→ **Given text**:
------------------------

Republicans Hold Senate Ransom for Rich Tax Cut

Senate Minority Leader Mitch McConnell (R-Ky.), second from left, speaks. From left are senators Jon Kyl (R-Ariz.), John Thune (R-S.D.), Lamar Alexander (R-Tenn.) and John Cornyn (R-Texas). Mark Wilson / Getty Images

On Tuesday reports from the bipartisan summit President Obama convened with congressional leaders suggested that a deal might be reached to break the legislative logjam threatening to paralyze Washington: in exchange for giving the Republicans the tax cuts they desire for the wealthy, Republicans would stop threatening us all with nuclear annihilation. If you care about the national security of the United States, as Obama apparently does, then passing a budget-busting inequality-increasing tax cut is a small price to pay. But what does a tax cut have to do with nuclear security?

------------------------

→ **Given exercise 1**:
According to the article, who convened the bipartisan summit with congressional leaders?
The article and the listing that follows it are unrelated.

→ **Exercise input**:
------------------------

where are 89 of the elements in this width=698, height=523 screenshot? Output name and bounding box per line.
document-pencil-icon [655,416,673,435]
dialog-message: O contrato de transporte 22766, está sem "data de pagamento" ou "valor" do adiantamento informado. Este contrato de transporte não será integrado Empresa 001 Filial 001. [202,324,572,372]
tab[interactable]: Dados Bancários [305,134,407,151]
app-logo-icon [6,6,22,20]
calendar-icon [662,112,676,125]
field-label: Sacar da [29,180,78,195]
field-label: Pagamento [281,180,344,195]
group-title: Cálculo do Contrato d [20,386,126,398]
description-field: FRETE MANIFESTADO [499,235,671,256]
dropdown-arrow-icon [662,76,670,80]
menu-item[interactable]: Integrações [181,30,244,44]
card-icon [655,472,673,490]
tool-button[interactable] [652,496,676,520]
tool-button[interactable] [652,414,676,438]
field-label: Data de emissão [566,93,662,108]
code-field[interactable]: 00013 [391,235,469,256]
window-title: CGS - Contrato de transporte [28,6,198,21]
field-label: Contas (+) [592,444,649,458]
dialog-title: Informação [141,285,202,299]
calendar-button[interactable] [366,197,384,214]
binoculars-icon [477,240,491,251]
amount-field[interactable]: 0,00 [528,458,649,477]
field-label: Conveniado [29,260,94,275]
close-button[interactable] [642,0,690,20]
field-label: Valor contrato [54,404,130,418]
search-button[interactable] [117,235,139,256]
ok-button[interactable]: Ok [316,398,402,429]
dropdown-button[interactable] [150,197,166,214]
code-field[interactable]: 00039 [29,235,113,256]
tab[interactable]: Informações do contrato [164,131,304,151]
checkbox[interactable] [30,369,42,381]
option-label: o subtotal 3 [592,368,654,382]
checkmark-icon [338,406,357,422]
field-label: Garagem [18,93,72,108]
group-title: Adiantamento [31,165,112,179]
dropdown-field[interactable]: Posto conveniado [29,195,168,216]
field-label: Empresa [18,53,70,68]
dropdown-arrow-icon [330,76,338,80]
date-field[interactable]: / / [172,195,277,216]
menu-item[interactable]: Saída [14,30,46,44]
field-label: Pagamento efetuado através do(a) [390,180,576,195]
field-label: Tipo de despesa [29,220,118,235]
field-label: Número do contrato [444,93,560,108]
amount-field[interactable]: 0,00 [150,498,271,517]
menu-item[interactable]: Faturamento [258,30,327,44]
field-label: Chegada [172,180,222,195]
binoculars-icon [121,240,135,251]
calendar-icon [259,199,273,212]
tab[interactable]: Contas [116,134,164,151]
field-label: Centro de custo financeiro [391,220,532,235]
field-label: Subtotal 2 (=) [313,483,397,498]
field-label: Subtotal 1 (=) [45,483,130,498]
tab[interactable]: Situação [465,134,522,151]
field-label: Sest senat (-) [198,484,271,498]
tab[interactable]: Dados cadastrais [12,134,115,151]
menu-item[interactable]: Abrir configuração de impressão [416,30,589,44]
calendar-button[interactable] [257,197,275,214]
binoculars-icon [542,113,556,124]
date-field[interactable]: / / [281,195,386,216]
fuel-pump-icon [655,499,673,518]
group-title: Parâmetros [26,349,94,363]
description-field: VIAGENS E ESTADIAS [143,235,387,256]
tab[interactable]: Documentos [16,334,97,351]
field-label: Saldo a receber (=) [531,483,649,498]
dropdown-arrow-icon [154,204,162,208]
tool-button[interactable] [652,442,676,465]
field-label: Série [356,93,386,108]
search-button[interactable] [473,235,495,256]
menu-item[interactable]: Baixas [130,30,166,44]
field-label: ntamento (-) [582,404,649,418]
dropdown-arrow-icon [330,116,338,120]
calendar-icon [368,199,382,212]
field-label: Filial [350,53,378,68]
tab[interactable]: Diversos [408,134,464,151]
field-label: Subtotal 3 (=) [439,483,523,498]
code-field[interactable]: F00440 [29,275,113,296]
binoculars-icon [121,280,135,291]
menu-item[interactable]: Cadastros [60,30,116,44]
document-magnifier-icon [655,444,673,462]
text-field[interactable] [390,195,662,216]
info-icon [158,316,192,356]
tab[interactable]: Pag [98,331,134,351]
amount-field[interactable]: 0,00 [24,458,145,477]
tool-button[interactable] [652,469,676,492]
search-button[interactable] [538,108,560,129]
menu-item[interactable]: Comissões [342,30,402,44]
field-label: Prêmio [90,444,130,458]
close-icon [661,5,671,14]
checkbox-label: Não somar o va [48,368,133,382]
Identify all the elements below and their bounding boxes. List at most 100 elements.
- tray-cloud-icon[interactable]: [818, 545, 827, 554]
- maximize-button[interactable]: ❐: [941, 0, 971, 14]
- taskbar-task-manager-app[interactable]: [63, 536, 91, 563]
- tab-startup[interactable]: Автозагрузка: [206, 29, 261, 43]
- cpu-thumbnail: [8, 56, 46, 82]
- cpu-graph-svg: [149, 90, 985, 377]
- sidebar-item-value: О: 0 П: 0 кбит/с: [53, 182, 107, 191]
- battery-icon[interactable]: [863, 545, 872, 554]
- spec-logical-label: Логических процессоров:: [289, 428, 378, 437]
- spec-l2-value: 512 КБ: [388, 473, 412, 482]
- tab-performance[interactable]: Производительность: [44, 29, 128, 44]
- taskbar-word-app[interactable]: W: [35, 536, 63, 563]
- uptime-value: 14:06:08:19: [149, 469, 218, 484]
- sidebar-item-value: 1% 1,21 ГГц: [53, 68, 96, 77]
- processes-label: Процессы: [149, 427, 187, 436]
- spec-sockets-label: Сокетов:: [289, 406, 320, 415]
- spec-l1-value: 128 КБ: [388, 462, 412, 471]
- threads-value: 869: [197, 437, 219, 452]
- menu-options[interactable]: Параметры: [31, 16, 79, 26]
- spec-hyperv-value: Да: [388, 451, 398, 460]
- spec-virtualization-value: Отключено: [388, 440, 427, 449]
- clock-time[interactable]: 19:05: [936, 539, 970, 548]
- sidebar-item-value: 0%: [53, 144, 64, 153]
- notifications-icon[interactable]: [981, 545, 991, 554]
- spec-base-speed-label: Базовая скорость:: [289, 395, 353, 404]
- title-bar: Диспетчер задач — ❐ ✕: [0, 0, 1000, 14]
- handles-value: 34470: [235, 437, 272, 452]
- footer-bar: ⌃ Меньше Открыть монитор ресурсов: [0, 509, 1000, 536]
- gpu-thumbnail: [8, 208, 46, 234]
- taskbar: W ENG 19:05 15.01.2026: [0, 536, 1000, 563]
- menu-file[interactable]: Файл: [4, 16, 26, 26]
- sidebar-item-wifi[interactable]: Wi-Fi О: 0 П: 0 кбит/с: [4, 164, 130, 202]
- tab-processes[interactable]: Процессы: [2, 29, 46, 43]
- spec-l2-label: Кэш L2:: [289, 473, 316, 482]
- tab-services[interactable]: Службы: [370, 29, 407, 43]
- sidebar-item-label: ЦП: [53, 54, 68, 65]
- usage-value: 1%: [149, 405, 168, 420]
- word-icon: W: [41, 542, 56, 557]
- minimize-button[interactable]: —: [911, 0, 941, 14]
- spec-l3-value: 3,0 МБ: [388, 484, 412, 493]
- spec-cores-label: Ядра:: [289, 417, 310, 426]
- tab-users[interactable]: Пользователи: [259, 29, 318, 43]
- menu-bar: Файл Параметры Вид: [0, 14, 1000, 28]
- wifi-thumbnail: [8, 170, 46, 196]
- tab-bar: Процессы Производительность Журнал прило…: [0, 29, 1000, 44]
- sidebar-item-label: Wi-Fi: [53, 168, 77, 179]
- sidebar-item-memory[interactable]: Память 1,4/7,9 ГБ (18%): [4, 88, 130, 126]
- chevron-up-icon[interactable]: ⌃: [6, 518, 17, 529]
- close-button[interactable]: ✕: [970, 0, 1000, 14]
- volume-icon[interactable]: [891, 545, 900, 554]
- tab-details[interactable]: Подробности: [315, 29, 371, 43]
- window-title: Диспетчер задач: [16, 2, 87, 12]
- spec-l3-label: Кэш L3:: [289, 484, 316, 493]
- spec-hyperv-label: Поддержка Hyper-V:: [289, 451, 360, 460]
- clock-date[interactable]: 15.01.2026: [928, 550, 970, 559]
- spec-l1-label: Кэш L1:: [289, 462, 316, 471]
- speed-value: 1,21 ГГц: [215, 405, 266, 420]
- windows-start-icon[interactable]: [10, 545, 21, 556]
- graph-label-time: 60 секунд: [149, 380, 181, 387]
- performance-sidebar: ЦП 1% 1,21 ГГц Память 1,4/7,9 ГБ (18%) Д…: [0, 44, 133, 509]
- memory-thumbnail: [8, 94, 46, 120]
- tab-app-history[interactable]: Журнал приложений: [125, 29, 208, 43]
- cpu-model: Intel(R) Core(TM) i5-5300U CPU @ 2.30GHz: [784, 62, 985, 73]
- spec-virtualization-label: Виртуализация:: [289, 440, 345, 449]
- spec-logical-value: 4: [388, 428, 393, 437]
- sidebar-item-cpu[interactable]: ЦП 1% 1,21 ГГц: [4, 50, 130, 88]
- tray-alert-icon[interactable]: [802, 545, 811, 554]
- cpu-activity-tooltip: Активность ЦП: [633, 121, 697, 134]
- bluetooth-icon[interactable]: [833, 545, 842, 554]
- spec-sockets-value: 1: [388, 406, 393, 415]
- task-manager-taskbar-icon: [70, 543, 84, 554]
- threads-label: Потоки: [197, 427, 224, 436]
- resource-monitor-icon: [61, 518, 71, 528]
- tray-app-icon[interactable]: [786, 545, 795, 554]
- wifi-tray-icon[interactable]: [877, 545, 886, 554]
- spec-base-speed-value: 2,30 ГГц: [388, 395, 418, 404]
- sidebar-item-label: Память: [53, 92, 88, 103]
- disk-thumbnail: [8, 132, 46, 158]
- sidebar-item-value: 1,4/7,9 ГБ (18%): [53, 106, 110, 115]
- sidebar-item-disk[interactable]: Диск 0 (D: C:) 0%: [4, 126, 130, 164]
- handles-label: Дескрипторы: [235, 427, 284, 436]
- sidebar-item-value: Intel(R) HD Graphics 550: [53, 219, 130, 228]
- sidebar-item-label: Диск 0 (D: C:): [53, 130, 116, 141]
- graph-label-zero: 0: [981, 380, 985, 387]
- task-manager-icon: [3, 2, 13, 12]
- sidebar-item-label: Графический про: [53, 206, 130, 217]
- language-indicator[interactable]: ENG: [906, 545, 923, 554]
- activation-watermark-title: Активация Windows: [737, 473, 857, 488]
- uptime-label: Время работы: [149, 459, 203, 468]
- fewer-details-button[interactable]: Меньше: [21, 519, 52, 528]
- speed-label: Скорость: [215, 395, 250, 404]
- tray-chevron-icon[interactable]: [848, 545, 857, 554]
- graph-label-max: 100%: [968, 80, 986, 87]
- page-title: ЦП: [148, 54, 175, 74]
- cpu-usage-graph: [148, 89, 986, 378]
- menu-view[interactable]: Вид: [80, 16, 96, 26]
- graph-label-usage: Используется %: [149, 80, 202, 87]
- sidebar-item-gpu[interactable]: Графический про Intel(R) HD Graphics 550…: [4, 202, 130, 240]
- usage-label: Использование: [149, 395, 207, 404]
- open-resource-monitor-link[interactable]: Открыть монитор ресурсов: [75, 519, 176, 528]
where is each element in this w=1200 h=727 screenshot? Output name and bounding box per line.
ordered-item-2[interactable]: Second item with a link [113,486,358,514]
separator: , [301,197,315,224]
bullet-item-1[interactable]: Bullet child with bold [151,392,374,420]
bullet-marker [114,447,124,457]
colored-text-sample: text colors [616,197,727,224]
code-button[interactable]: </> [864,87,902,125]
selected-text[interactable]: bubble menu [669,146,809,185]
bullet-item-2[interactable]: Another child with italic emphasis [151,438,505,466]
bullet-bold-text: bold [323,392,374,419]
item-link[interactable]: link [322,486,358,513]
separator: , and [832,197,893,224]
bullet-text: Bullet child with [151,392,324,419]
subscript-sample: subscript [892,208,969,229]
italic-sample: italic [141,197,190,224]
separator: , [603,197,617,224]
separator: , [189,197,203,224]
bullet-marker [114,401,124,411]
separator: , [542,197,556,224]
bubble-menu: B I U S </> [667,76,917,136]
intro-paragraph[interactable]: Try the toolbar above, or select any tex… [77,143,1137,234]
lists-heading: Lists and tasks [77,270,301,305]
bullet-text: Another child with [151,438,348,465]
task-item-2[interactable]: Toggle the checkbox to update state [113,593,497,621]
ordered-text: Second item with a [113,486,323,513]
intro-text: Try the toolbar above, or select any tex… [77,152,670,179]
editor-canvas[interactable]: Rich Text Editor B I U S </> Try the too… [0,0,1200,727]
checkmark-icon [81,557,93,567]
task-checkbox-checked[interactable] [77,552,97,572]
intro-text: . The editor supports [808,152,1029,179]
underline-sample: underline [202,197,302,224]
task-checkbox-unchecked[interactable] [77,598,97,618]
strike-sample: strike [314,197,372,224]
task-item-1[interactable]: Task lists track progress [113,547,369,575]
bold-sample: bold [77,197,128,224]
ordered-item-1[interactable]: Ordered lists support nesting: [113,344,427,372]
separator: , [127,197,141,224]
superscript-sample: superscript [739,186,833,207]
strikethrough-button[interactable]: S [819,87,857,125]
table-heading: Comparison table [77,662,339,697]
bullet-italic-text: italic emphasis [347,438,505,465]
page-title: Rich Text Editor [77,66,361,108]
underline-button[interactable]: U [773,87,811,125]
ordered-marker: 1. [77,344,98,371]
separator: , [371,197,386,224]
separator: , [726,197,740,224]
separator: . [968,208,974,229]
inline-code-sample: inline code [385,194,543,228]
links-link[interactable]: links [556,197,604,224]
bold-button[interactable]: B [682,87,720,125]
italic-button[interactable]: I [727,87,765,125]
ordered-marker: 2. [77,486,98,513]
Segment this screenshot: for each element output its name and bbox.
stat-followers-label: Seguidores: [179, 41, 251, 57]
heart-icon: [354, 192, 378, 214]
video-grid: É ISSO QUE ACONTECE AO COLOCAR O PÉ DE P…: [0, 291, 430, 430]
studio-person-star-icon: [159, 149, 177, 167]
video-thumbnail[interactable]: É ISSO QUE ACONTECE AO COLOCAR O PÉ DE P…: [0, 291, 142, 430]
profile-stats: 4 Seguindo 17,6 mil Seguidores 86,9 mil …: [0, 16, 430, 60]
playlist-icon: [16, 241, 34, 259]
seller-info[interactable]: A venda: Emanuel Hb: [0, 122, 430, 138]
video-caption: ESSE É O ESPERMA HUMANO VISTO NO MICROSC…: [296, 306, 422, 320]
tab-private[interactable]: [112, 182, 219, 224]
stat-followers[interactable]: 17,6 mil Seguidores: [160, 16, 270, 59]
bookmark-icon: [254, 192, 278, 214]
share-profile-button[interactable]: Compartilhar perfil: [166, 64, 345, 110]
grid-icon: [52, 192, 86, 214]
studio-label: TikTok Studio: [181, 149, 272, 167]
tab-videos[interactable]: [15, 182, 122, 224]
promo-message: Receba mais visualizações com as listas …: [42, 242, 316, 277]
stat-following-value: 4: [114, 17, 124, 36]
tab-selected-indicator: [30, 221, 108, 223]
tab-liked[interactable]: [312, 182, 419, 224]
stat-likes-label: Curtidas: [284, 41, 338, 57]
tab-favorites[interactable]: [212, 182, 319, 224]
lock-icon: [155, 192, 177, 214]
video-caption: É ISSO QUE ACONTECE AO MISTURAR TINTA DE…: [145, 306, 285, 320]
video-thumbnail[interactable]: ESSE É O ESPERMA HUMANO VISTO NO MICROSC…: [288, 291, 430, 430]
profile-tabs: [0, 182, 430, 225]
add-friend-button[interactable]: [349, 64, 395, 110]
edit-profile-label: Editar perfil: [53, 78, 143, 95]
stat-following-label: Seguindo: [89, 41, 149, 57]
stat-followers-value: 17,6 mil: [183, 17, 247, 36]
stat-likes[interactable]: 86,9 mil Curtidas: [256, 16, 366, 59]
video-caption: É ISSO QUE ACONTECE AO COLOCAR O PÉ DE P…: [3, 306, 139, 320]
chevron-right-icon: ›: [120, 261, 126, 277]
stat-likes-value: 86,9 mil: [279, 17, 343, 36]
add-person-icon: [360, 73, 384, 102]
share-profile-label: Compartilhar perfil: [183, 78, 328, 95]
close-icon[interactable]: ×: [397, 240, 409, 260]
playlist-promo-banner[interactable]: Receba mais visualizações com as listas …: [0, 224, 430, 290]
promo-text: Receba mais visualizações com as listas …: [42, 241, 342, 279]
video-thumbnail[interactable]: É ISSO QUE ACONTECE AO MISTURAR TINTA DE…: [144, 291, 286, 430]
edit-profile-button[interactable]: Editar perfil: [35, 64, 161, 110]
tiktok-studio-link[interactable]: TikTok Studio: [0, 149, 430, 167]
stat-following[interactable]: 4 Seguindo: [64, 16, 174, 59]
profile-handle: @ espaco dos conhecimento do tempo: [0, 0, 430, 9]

------------------------

→ **Given exercise 2**:
Format the lines of the listing as a numbered list, from its first line through the line holding "search-button[interactable] [117,235,139,256]", inclusive, leaving out blank lines.

→ **Correct answer 1**:
President Obama

→ **Correct answer 2**:
1. where are 89 of the elements in this width=698, height=523 screenshot? Output name and bounding box per line.
2. document-pencil-icon [655,416,673,435]
3. dialog-message: O contrato de transporte 22766, está sem "data de pagamento" ou "valor" do adiantamento informado. Este contrato de transporte não será integrado Empresa 001 Filial 001. [202,324,572,372]
4. tab[interactable]: Dados Bancários [305,134,407,151]
5. app-logo-icon [6,6,22,20]
6. calendar-icon [662,112,676,125]
7. field-label: Sacar da [29,180,78,195]
8. field-label: Pagamento [281,180,344,195]
9. group-title: Cálculo do Contrato d [20,386,126,398]
10. description-field: FRETE MANIFESTADO [499,235,671,256]
11. dropdown-arrow-icon [662,76,670,80]
12. menu-item[interactable]: Integrações [181,30,244,44]
13. card-icon [655,472,673,490]
14. tool-button[interactable] [652,496,676,520]
15. tool-button[interactable] [652,414,676,438]
16. field-label: Data de emissão [566,93,662,108]
17. code-field[interactable]: 00013 [391,235,469,256]
18. window-title: CGS - Contrato de transporte [28,6,198,21]
19. field-label: Contas (+) [592,444,649,458]
20. dialog-title: Informação [141,285,202,299]
21. calendar-button[interactable] [366,197,384,214]
22. binoculars-icon [477,240,491,251]
23. amount-field[interactable]: 0,00 [528,458,649,477]
24. field-label: Conveniado [29,260,94,275]
25. close-button[interactable] [642,0,690,20]
26. field-label: Valor contrato [54,404,130,418]
27. search-button[interactable] [117,235,139,256]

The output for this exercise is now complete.